Brief: Copy every one of the following entries line for line, without changing anything.

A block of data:
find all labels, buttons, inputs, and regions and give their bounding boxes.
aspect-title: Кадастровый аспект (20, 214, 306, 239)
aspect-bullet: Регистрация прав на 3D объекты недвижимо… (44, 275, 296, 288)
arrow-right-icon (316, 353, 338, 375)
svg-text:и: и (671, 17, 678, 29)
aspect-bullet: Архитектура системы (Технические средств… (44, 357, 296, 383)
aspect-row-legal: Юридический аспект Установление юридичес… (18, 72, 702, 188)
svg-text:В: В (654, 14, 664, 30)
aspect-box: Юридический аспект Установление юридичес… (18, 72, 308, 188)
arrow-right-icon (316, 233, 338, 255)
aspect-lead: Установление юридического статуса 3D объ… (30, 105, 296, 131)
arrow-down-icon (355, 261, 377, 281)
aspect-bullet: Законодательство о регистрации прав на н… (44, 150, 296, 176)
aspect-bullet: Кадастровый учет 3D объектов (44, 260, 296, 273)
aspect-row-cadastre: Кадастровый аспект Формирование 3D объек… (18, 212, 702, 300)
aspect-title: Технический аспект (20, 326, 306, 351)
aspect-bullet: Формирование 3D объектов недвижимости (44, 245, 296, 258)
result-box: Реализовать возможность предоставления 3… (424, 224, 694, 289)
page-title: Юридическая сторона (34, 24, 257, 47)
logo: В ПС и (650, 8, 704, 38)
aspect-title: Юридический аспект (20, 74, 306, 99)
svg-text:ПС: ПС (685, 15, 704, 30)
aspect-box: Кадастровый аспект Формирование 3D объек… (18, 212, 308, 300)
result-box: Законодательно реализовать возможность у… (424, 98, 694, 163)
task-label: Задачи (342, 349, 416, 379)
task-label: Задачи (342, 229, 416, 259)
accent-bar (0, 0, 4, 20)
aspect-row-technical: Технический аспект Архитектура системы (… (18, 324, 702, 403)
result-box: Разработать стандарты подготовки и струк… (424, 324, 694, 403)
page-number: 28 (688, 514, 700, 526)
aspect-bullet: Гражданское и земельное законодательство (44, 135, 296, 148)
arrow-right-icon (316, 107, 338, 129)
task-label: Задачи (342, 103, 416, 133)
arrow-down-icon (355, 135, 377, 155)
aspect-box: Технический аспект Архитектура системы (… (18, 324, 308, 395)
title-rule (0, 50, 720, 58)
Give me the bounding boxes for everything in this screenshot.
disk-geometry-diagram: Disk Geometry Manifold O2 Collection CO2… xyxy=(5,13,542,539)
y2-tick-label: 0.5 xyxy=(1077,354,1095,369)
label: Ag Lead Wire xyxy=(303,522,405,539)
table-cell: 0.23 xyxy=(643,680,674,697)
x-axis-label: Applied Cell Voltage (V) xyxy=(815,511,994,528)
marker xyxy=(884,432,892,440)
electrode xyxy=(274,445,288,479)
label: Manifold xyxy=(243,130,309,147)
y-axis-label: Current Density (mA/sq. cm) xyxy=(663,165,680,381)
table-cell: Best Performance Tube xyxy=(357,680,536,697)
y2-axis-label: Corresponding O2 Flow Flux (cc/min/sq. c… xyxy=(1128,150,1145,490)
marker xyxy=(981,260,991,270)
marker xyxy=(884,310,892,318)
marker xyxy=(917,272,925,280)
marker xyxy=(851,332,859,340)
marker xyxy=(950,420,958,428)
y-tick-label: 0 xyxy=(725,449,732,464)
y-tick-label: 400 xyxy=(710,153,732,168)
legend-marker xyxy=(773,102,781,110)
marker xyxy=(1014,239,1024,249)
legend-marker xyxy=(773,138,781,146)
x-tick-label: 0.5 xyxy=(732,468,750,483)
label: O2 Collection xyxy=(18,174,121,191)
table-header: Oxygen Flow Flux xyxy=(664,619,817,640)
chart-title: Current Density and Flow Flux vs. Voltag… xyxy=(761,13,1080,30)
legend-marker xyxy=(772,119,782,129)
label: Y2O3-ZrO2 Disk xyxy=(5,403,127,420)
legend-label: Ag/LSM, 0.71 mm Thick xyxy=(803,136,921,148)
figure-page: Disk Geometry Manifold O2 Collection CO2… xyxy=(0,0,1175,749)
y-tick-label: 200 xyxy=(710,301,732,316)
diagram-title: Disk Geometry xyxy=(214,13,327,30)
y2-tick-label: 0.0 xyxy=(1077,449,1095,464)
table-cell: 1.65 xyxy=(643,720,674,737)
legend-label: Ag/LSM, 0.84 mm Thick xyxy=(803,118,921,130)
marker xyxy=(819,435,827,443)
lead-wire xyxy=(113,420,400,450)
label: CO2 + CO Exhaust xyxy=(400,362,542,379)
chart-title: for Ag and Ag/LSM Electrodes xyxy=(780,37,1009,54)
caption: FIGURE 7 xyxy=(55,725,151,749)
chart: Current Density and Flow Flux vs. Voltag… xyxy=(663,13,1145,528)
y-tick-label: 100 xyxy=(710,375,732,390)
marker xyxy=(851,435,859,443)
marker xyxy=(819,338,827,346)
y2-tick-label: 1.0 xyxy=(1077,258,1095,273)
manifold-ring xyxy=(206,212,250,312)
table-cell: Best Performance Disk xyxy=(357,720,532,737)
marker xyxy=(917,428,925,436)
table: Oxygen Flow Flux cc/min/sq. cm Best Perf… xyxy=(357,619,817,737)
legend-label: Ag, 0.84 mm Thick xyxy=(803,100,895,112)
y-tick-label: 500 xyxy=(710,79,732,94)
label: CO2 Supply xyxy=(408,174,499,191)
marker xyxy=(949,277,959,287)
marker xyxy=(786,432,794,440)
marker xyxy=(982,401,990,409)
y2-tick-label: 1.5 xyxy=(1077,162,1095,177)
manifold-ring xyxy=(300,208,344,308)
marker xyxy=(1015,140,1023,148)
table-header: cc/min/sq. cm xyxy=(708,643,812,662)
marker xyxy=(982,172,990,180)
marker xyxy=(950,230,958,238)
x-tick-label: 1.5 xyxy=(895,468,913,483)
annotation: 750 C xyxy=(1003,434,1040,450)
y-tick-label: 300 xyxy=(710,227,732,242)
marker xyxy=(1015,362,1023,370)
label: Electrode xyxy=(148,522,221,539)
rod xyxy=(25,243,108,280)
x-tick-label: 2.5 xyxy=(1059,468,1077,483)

Written reply:
find all labels, buttons, inputs, and regions and give their bounding boxes.
aspect-title: Кадастровый аспект (20, 214, 306, 239)
aspect-bullet: Регистрация прав на 3D объекты недвижимо… (44, 275, 296, 288)
arrow-right-icon (316, 353, 338, 375)
svg-text:и: и (671, 17, 678, 29)
aspect-bullet: Архитектура системы (Технические средств… (44, 357, 296, 383)
aspect-row-legal: Юридический аспект Установление юридичес… (18, 72, 702, 188)
svg-text:В: В (654, 14, 664, 30)
aspect-box: Юридический аспект Установление юридичес… (18, 72, 308, 188)
arrow-right-icon (316, 233, 338, 255)
aspect-lead: Установление юридического статуса 3D объ… (30, 105, 296, 131)
arrow-down-icon (355, 261, 377, 281)
aspect-bullet: Законодательство о регистрации прав на н… (44, 150, 296, 176)
aspect-bullet: Кадастровый учет 3D объектов (44, 260, 296, 273)
aspect-row-cadastre: Кадастровый аспект Формирование 3D объек… (18, 212, 702, 300)
aspect-title: Технический аспект (20, 326, 306, 351)
aspect-bullet: Формирование 3D объектов недвижимости (44, 245, 296, 258)
result-box: Реализовать возможность предоставления 3… (424, 224, 694, 289)
page-title: Юридическая сторона (34, 24, 257, 47)
logo: В ПС и (650, 8, 704, 38)
aspect-title: Юридический аспект (20, 74, 306, 99)
svg-text:ПС: ПС (685, 15, 704, 30)
aspect-box: Кадастровый аспект Формирование 3D объек… (18, 212, 308, 300)
result-box: Законодательно реализовать возможность у… (424, 98, 694, 163)
task-label: Задачи (342, 349, 416, 379)
task-label: Задачи (342, 229, 416, 259)
accent-bar (0, 0, 4, 20)
aspect-row-technical: Технический аспект Архитектура системы (… (18, 324, 702, 403)
result-box: Разработать стандарты подготовки и струк… (424, 324, 694, 403)
page-number: 28 (688, 514, 700, 526)
aspect-bullet: Гражданское и земельное законодательство (44, 135, 296, 148)
arrow-right-icon (316, 107, 338, 129)
task-label: Задачи (342, 103, 416, 133)
arrow-down-icon (355, 135, 377, 155)
aspect-box: Технический аспект Архитектура системы (… (18, 324, 308, 395)
title-rule (0, 50, 720, 58)
Give me the bounding boxes for everything in this screenshot.
disk-geometry-diagram: Disk Geometry Manifold O2 Collection CO2… xyxy=(5,13,542,539)
y2-tick-label: 0.5 xyxy=(1077,354,1095,369)
label: Ag Lead Wire xyxy=(303,522,405,539)
table-cell: 0.23 xyxy=(643,680,674,697)
x-axis-label: Applied Cell Voltage (V) xyxy=(815,511,994,528)
marker xyxy=(884,432,892,440)
electrode xyxy=(274,445,288,479)
label: Manifold xyxy=(243,130,309,147)
y-axis-label: Current Density (mA/sq. cm) xyxy=(663,165,680,381)
table-cell: Best Performance Tube xyxy=(357,680,536,697)
y2-axis-label: Corresponding O2 Flow Flux (cc/min/sq. c… xyxy=(1128,150,1145,490)
marker xyxy=(981,260,991,270)
marker xyxy=(884,310,892,318)
marker xyxy=(917,272,925,280)
marker xyxy=(851,332,859,340)
marker xyxy=(950,420,958,428)
y-tick-label: 0 xyxy=(725,449,732,464)
y-tick-label: 400 xyxy=(710,153,732,168)
legend-marker xyxy=(773,102,781,110)
marker xyxy=(1014,239,1024,249)
legend-marker xyxy=(773,138,781,146)
x-tick-label: 0.5 xyxy=(732,468,750,483)
label: O2 Collection xyxy=(18,174,121,191)
table-header: Oxygen Flow Flux xyxy=(664,619,817,640)
chart-title: Current Density and Flow Flux vs. Voltag… xyxy=(761,13,1080,30)
legend-marker xyxy=(772,119,782,129)
label: Y2O3-ZrO2 Disk xyxy=(5,403,127,420)
legend-label: Ag/LSM, 0.71 mm Thick xyxy=(803,136,921,148)
figure-page: Disk Geometry Manifold O2 Collection CO2… xyxy=(0,0,1175,749)
y-tick-label: 200 xyxy=(710,301,732,316)
diagram-title: Disk Geometry xyxy=(214,13,327,30)
y2-tick-label: 0.0 xyxy=(1077,449,1095,464)
table-cell: 1.65 xyxy=(643,720,674,737)
legend-label: Ag/LSM, 0.84 mm Thick xyxy=(803,118,921,130)
marker xyxy=(819,435,827,443)
lead-wire xyxy=(113,420,400,450)
label: CO2 + CO Exhaust xyxy=(400,362,542,379)
chart-title: for Ag and Ag/LSM Electrodes xyxy=(780,37,1009,54)
caption: FIGURE 7 xyxy=(55,725,151,749)
chart: Current Density and Flow Flux vs. Voltag… xyxy=(663,13,1145,528)
y-tick-label: 100 xyxy=(710,375,732,390)
marker xyxy=(851,435,859,443)
marker xyxy=(819,338,827,346)
y2-tick-label: 1.0 xyxy=(1077,258,1095,273)
manifold-ring xyxy=(206,212,250,312)
table-cell: Best Performance Disk xyxy=(357,720,532,737)
marker xyxy=(917,428,925,436)
table: Oxygen Flow Flux cc/min/sq. cm Best Perf… xyxy=(357,619,817,737)
legend-label: Ag, 0.84 mm Thick xyxy=(803,100,895,112)
y-tick-label: 500 xyxy=(710,79,732,94)
label: CO2 Supply xyxy=(408,174,499,191)
marker xyxy=(949,277,959,287)
marker xyxy=(786,432,794,440)
marker xyxy=(982,401,990,409)
y2-tick-label: 1.5 xyxy=(1077,162,1095,177)
manifold-ring xyxy=(300,208,344,308)
marker xyxy=(1015,140,1023,148)
table-header: cc/min/sq. cm xyxy=(708,643,812,662)
marker xyxy=(982,172,990,180)
marker xyxy=(950,230,958,238)
x-tick-label: 1.5 xyxy=(895,468,913,483)
annotation: 750 C xyxy=(1003,434,1040,450)
y-tick-label: 300 xyxy=(710,227,732,242)
marker xyxy=(1015,362,1023,370)
label: Electrode xyxy=(148,522,221,539)
rod xyxy=(25,243,108,280)
x-tick-label: 2.5 xyxy=(1059,468,1077,483)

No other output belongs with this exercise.